◆ What the exercise asks: Copy out all lines that hold "text".

◆ Data shown:
____
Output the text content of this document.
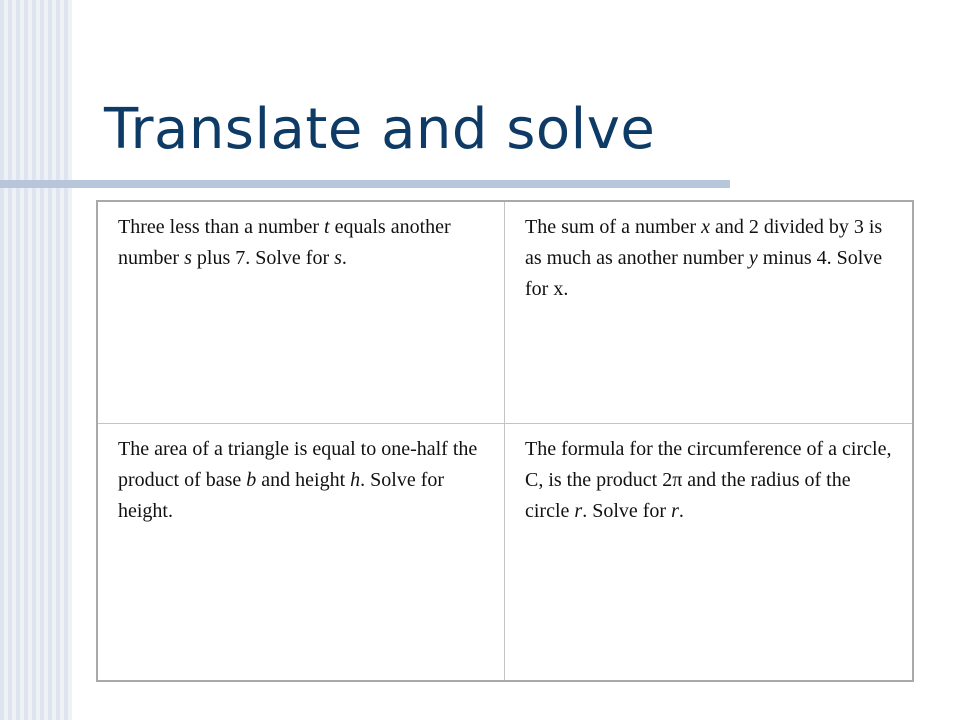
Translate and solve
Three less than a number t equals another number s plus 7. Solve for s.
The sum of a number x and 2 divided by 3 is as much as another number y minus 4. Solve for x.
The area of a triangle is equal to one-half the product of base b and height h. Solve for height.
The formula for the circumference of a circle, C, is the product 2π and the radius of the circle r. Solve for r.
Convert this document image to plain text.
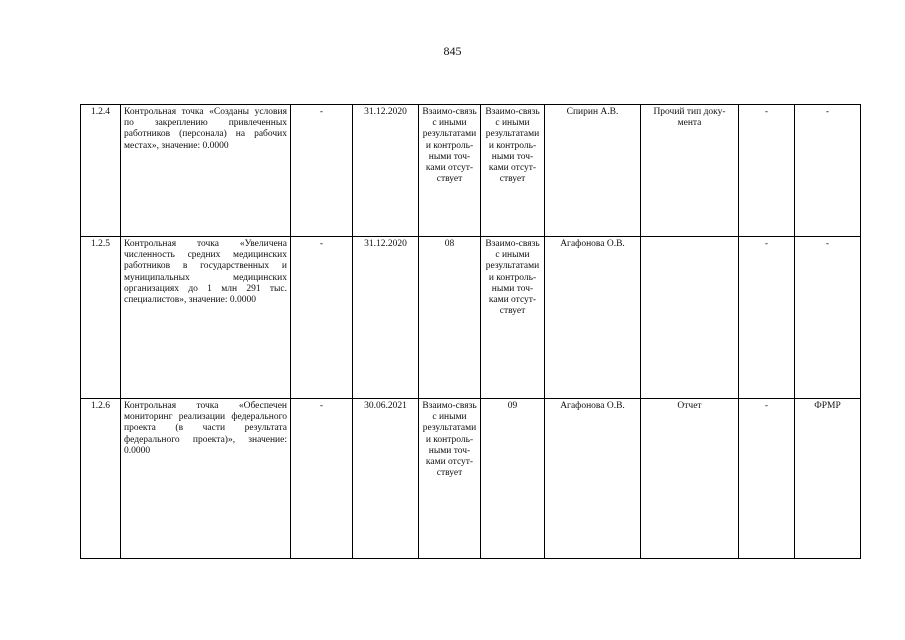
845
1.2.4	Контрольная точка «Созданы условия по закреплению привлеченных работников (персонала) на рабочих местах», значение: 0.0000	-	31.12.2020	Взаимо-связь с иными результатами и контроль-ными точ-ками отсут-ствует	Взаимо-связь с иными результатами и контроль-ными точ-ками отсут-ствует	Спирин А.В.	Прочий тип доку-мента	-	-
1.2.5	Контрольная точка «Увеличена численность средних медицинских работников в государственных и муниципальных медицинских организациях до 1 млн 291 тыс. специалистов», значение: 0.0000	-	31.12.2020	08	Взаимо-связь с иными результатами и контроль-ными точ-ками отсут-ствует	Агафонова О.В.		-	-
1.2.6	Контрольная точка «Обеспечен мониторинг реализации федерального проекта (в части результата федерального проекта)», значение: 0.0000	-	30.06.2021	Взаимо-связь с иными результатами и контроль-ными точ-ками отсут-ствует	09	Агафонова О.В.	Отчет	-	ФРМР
____
◆ Written solution:
Output the text content of this document.
Convert this document image to plain text.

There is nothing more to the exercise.